**Provided information:**
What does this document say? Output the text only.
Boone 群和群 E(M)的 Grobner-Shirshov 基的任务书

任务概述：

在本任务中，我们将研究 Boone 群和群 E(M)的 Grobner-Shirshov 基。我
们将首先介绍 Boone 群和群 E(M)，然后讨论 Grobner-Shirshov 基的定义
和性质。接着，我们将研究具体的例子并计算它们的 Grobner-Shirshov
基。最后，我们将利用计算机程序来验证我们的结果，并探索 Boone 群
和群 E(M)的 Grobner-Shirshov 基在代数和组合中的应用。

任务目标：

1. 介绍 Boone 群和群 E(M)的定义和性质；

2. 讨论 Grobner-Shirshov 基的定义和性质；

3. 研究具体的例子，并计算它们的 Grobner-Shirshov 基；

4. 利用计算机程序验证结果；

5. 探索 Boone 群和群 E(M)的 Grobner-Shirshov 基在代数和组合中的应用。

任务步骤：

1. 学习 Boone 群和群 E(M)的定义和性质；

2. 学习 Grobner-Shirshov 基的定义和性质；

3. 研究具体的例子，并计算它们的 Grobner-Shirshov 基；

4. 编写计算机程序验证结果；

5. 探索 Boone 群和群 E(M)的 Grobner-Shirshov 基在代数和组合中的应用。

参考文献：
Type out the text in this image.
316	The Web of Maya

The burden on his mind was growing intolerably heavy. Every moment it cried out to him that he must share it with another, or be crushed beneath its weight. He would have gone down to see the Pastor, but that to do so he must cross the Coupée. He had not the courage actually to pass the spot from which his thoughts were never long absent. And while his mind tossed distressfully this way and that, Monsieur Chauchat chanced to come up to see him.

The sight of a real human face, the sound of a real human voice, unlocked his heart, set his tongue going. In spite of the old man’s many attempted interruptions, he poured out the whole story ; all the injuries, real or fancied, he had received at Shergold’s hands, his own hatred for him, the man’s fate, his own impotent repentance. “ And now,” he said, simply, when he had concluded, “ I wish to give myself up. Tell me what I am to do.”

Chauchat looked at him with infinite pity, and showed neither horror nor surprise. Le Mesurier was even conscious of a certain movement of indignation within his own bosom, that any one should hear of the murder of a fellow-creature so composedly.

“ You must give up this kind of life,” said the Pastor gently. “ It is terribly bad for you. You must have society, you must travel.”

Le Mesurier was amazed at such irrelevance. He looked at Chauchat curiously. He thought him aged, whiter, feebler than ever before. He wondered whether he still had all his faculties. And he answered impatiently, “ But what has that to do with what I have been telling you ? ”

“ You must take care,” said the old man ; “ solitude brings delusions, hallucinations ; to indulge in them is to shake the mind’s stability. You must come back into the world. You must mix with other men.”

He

* * *

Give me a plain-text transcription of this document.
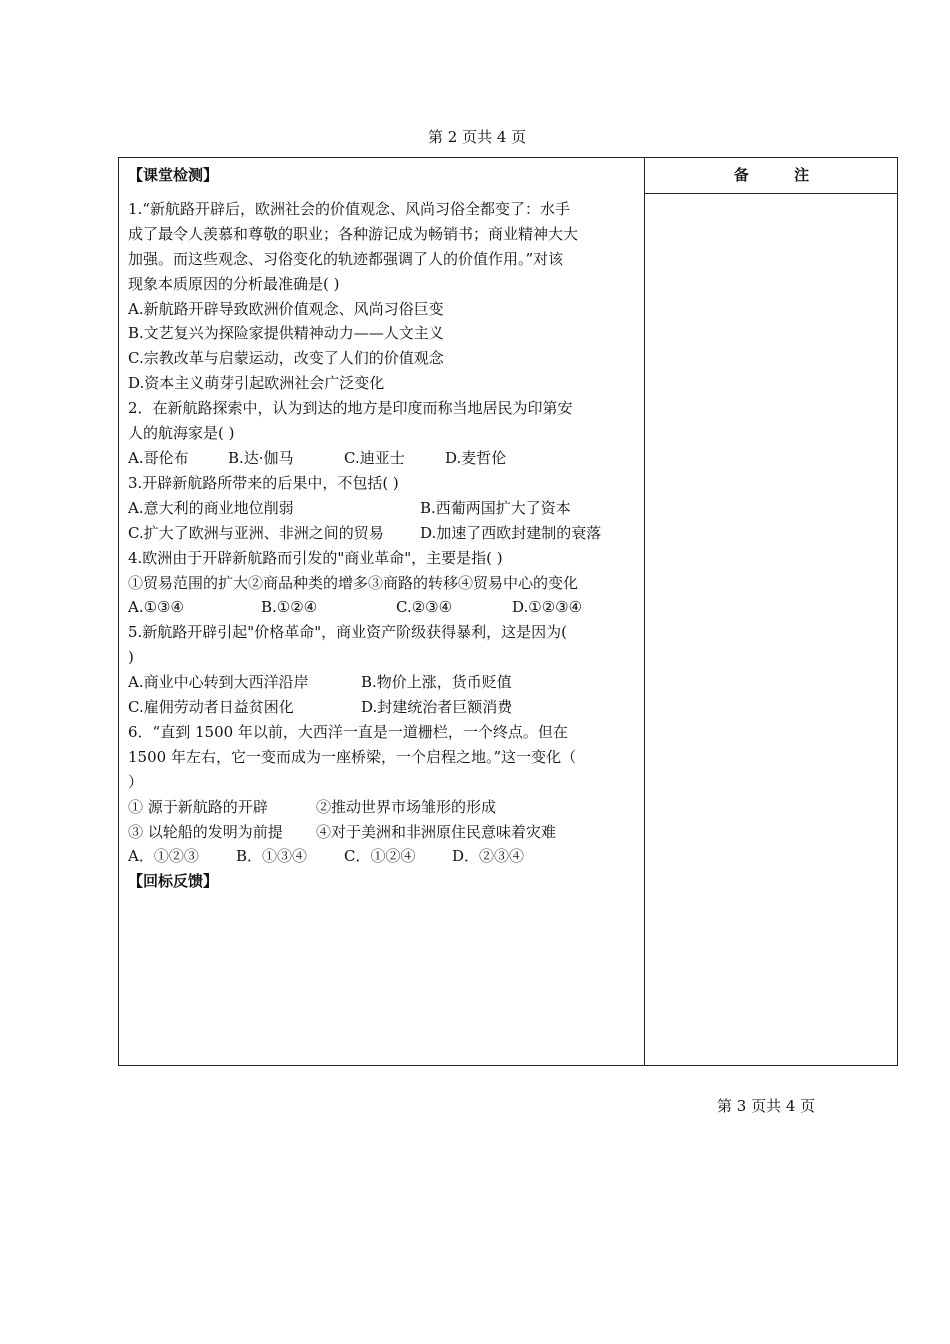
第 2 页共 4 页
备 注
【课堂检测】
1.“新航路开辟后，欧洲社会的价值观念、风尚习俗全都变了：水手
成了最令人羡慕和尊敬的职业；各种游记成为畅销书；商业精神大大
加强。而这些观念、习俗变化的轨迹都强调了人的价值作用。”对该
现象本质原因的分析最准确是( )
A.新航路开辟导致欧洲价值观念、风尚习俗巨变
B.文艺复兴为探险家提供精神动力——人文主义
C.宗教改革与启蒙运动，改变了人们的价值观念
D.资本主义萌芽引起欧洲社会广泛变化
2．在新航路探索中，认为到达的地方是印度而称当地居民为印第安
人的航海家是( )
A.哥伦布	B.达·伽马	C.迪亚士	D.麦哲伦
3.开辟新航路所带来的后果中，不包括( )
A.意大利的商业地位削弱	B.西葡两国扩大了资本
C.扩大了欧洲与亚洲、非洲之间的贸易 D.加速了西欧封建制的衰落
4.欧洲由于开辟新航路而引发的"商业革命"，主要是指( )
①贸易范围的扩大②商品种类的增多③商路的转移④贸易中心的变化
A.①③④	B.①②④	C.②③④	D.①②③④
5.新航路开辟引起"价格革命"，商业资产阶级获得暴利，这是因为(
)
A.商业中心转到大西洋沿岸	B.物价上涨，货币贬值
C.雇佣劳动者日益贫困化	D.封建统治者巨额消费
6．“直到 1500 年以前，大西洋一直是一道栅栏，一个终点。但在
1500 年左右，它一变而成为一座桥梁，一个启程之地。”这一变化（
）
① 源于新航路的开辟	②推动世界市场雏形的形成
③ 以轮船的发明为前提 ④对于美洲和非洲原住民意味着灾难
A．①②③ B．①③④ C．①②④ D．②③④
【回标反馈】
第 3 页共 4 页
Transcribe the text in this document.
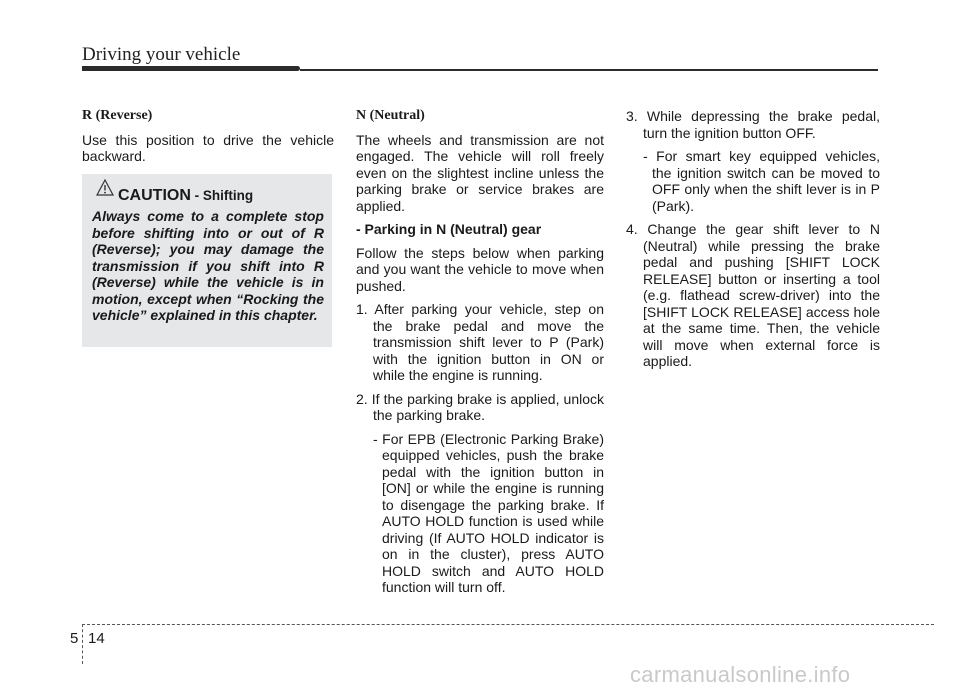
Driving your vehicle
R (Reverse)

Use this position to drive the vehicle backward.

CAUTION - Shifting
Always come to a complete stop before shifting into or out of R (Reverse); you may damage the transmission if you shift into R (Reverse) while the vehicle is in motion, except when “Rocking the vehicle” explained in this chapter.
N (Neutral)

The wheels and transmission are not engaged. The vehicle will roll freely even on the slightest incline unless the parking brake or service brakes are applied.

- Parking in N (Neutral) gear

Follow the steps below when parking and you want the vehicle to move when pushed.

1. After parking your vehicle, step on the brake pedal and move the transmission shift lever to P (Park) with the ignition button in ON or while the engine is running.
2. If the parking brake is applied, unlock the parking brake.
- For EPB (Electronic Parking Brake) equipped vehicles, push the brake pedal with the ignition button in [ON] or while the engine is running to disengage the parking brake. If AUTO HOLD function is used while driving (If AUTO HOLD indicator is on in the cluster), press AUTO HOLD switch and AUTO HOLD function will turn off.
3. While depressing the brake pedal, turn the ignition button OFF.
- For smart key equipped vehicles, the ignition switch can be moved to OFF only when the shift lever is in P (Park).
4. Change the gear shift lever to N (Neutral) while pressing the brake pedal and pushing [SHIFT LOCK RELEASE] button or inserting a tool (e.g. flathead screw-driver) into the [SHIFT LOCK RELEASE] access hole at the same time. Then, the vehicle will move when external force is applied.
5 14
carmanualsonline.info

---

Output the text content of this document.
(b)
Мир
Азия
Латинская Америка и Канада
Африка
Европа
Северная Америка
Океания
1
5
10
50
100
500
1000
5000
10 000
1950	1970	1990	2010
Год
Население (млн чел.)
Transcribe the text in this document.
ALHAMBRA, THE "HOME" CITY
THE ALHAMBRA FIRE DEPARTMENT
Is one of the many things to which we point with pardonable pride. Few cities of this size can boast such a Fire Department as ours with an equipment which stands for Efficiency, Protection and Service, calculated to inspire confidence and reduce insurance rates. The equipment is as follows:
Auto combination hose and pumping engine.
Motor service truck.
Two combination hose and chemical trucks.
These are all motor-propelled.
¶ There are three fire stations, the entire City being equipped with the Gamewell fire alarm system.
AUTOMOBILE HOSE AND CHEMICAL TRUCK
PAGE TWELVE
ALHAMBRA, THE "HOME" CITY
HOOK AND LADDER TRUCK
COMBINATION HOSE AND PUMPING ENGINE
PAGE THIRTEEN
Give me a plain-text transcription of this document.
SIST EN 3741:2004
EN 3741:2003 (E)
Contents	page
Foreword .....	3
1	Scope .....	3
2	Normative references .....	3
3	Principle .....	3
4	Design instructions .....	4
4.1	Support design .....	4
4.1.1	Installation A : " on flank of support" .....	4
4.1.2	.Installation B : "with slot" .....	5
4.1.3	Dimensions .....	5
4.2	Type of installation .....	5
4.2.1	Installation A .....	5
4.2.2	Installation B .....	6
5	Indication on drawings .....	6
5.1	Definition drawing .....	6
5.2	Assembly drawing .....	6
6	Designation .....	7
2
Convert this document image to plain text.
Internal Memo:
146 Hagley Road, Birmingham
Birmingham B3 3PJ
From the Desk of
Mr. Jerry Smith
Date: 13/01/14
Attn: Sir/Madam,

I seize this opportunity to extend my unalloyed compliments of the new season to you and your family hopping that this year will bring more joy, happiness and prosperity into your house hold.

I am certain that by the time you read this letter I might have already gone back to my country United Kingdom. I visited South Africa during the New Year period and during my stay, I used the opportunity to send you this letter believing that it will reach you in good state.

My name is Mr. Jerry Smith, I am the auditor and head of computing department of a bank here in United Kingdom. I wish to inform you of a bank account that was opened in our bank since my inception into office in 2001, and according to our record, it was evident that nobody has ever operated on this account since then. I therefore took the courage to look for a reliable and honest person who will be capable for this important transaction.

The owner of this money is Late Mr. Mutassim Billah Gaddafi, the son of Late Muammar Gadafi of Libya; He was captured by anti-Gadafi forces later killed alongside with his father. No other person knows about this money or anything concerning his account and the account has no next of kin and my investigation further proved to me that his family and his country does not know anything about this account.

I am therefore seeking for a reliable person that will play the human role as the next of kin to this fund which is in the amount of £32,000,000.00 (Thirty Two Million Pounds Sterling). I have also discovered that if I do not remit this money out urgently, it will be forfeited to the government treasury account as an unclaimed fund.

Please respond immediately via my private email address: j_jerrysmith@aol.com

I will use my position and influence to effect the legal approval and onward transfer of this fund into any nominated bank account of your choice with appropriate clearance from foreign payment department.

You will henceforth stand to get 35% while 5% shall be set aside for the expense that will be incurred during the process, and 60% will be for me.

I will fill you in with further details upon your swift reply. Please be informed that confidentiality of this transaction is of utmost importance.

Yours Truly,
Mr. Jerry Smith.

**Task prompt:** Work out how many lines above contain the word "text". Give only the number.

**Expected output:** 8